- [What is expected]: Omit the pictures and return every entry exactly as written.

(Rows from a figure dataset)
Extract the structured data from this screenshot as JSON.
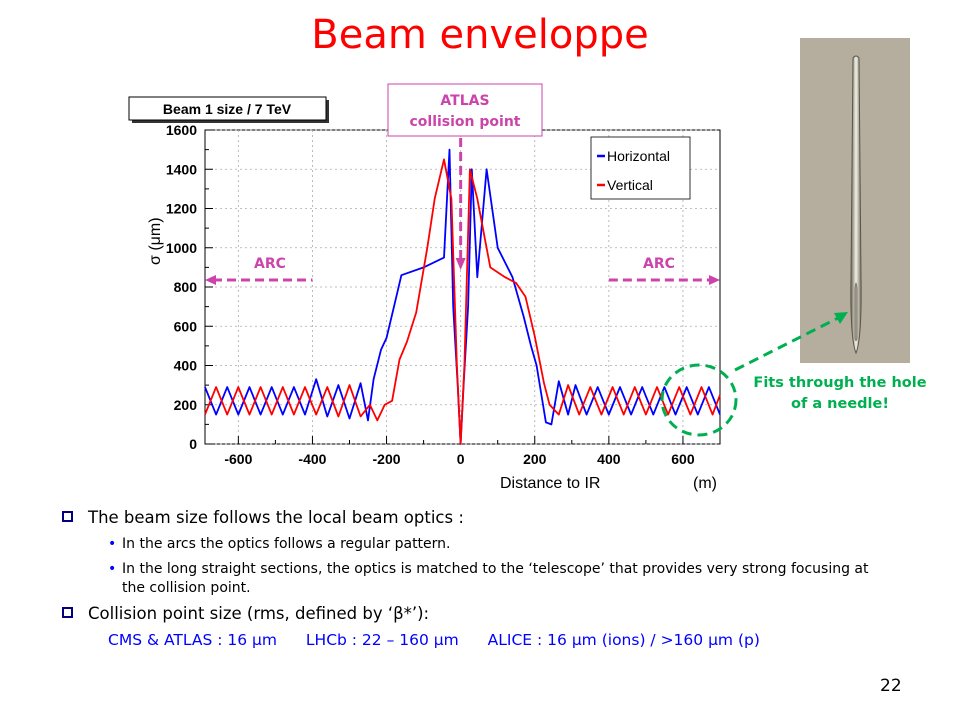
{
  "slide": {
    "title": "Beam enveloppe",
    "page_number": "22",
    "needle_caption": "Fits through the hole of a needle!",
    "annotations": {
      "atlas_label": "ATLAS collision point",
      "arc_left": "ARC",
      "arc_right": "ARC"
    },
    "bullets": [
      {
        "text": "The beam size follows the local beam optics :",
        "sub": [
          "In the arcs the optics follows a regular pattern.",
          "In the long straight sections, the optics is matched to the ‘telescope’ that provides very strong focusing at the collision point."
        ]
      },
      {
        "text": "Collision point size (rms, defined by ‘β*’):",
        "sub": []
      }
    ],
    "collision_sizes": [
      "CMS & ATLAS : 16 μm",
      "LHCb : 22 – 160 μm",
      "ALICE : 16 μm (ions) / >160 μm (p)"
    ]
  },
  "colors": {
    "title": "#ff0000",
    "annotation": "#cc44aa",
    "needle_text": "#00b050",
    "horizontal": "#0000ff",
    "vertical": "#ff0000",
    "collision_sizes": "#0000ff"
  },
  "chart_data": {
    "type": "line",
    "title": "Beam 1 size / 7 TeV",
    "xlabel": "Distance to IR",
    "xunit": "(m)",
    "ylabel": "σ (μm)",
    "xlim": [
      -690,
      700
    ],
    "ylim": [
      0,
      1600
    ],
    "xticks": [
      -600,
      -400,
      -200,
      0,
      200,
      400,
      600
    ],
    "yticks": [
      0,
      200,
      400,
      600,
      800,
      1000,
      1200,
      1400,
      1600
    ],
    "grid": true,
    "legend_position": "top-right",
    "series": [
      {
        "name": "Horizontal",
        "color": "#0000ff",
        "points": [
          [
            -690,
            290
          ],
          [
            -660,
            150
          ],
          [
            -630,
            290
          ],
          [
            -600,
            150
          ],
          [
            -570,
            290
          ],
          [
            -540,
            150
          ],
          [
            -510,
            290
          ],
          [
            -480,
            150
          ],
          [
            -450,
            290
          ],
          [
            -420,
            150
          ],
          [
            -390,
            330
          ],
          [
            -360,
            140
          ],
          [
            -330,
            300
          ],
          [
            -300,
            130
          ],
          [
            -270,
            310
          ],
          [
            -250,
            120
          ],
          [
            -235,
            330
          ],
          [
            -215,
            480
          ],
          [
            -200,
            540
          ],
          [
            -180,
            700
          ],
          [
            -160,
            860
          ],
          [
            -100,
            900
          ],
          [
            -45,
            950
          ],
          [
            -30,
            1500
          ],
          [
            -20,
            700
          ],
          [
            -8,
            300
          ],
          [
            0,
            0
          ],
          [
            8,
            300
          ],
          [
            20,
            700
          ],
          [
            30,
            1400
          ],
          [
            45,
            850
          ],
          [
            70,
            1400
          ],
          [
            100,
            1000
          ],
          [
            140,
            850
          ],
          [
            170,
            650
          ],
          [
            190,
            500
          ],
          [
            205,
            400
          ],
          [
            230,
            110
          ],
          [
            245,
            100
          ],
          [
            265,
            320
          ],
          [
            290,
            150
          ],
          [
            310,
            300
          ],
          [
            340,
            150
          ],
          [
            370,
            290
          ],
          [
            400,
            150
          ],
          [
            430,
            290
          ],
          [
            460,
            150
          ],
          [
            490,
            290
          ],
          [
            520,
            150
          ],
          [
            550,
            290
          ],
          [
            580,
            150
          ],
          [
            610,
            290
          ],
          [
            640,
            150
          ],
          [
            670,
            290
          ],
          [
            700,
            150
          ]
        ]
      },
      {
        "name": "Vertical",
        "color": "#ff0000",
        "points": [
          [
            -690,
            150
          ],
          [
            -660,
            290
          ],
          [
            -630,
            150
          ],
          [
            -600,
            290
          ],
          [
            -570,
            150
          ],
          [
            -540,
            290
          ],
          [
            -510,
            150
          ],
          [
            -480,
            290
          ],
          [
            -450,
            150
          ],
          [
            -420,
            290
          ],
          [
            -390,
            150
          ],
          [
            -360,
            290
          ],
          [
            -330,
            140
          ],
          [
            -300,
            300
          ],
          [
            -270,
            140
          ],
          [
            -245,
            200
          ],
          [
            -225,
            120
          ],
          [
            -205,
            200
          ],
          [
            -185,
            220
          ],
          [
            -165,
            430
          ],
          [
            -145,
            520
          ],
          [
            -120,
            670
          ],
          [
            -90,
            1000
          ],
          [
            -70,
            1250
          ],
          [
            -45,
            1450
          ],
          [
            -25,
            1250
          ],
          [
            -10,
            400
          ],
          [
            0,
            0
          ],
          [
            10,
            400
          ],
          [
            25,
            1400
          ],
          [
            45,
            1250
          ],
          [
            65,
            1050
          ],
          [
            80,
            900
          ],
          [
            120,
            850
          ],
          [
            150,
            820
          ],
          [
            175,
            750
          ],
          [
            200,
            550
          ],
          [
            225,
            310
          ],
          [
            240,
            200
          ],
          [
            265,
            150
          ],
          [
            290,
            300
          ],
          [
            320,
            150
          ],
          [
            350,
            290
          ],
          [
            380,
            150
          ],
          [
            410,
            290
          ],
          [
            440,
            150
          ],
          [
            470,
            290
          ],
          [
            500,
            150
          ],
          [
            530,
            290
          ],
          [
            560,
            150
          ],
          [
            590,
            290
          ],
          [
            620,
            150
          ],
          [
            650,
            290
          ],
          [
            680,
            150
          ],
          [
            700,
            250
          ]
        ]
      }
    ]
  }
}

- [Output for this exercise]:
Extract the structured data from this screenshot as JSON.
{
  "slide": {
    "title": "Beam enveloppe",
    "page_number": "22",
    "needle_caption": "Fits through the hole of a needle!",
    "annotations": {
      "atlas_label": "ATLAS collision point",
      "arc_left": "ARC",
      "arc_right": "ARC"
    },
    "bullets": [
      {
        "text": "The beam size follows the local beam optics :",
        "sub": [
          "In the arcs the optics follows a regular pattern.",
          "In the long straight sections, the optics is matched to the ‘telescope’ that provides very strong focusing at the collision point."
        ]
      },
      {
        "text": "Collision point size (rms, defined by ‘β*’):",
        "sub": []
      }
    ],
    "collision_sizes": [
      "CMS & ATLAS : 16 μm",
      "LHCb : 22 – 160 μm",
      "ALICE : 16 μm (ions) / >160 μm (p)"
    ]
  },
  "colors": {
    "title": "#ff0000",
    "annotation": "#cc44aa",
    "needle_text": "#00b050",
    "horizontal": "#0000ff",
    "vertical": "#ff0000",
    "collision_sizes": "#0000ff"
  },
  "chart_data": {
    "type": "line",
    "title": "Beam 1 size / 7 TeV",
    "xlabel": "Distance to IR",
    "xunit": "(m)",
    "ylabel": "σ (μm)",
    "xlim": [
      -690,
      700
    ],
    "ylim": [
      0,
      1600
    ],
    "xticks": [
      -600,
      -400,
      -200,
      0,
      200,
      400,
      600
    ],
    "yticks": [
      0,
      200,
      400,
      600,
      800,
      1000,
      1200,
      1400,
      1600
    ],
    "grid": true,
    "legend_position": "top-right",
    "series": [
      {
        "name": "Horizontal",
        "color": "#0000ff",
        "points": [
          [
            -690,
            290
          ],
          [
            -660,
            150
          ],
          [
            -630,
            290
          ],
          [
            -600,
            150
          ],
          [
            -570,
            290
          ],
          [
            -540,
            150
          ],
          [
            -510,
            290
          ],
          [
            -480,
            150
          ],
          [
            -450,
            290
          ],
          [
            -420,
            150
          ],
          [
            -390,
            330
          ],
          [
            -360,
            140
          ],
          [
            -330,
            300
          ],
          [
            -300,
            130
          ],
          [
            -270,
            310
          ],
          [
            -250,
            120
          ],
          [
            -235,
            330
          ],
          [
            -215,
            480
          ],
          [
            -200,
            540
          ],
          [
            -180,
            700
          ],
          [
            -160,
            860
          ],
          [
            -100,
            900
          ],
          [
            -45,
            950
          ],
          [
            -30,
            1500
          ],
          [
            -20,
            700
          ],
          [
            -8,
            300
          ],
          [
            0,
            0
          ],
          [
            8,
            300
          ],
          [
            20,
            700
          ],
          [
            30,
            1400
          ],
          [
            45,
            850
          ],
          [
            70,
            1400
          ],
          [
            100,
            1000
          ],
          [
            140,
            850
          ],
          [
            170,
            650
          ],
          [
            190,
            500
          ],
          [
            205,
            400
          ],
          [
            230,
            110
          ],
          [
            245,
            100
          ],
          [
            265,
            320
          ],
          [
            290,
            150
          ],
          [
            310,
            300
          ],
          [
            340,
            150
          ],
          [
            370,
            290
          ],
          [
            400,
            150
          ],
          [
            430,
            290
          ],
          [
            460,
            150
          ],
          [
            490,
            290
          ],
          [
            520,
            150
          ],
          [
            550,
            290
          ],
          [
            580,
            150
          ],
          [
            610,
            290
          ],
          [
            640,
            150
          ],
          [
            670,
            290
          ],
          [
            700,
            150
          ]
        ]
      },
      {
        "name": "Vertical",
        "color": "#ff0000",
        "points": [
          [
            -690,
            150
          ],
          [
            -660,
            290
          ],
          [
            -630,
            150
          ],
          [
            -600,
            290
          ],
          [
            -570,
            150
          ],
          [
            -540,
            290
          ],
          [
            -510,
            150
          ],
          [
            -480,
            290
          ],
          [
            -450,
            150
          ],
          [
            -420,
            290
          ],
          [
            -390,
            150
          ],
          [
            -360,
            290
          ],
          [
            -330,
            140
          ],
          [
            -300,
            300
          ],
          [
            -270,
            140
          ],
          [
            -245,
            200
          ],
          [
            -225,
            120
          ],
          [
            -205,
            200
          ],
          [
            -185,
            220
          ],
          [
            -165,
            430
          ],
          [
            -145,
            520
          ],
          [
            -120,
            670
          ],
          [
            -90,
            1000
          ],
          [
            -70,
            1250
          ],
          [
            -45,
            1450
          ],
          [
            -25,
            1250
          ],
          [
            -10,
            400
          ],
          [
            0,
            0
          ],
          [
            10,
            400
          ],
          [
            25,
            1400
          ],
          [
            45,
            1250
          ],
          [
            65,
            1050
          ],
          [
            80,
            900
          ],
          [
            120,
            850
          ],
          [
            150,
            820
          ],
          [
            175,
            750
          ],
          [
            200,
            550
          ],
          [
            225,
            310
          ],
          [
            240,
            200
          ],
          [
            265,
            150
          ],
          [
            290,
            300
          ],
          [
            320,
            150
          ],
          [
            350,
            290
          ],
          [
            380,
            150
          ],
          [
            410,
            290
          ],
          [
            440,
            150
          ],
          [
            470,
            290
          ],
          [
            500,
            150
          ],
          [
            530,
            290
          ],
          [
            560,
            150
          ],
          [
            590,
            290
          ],
          [
            620,
            150
          ],
          [
            650,
            290
          ],
          [
            680,
            150
          ],
          [
            700,
            250
          ]
        ]
      }
    ]
  }
}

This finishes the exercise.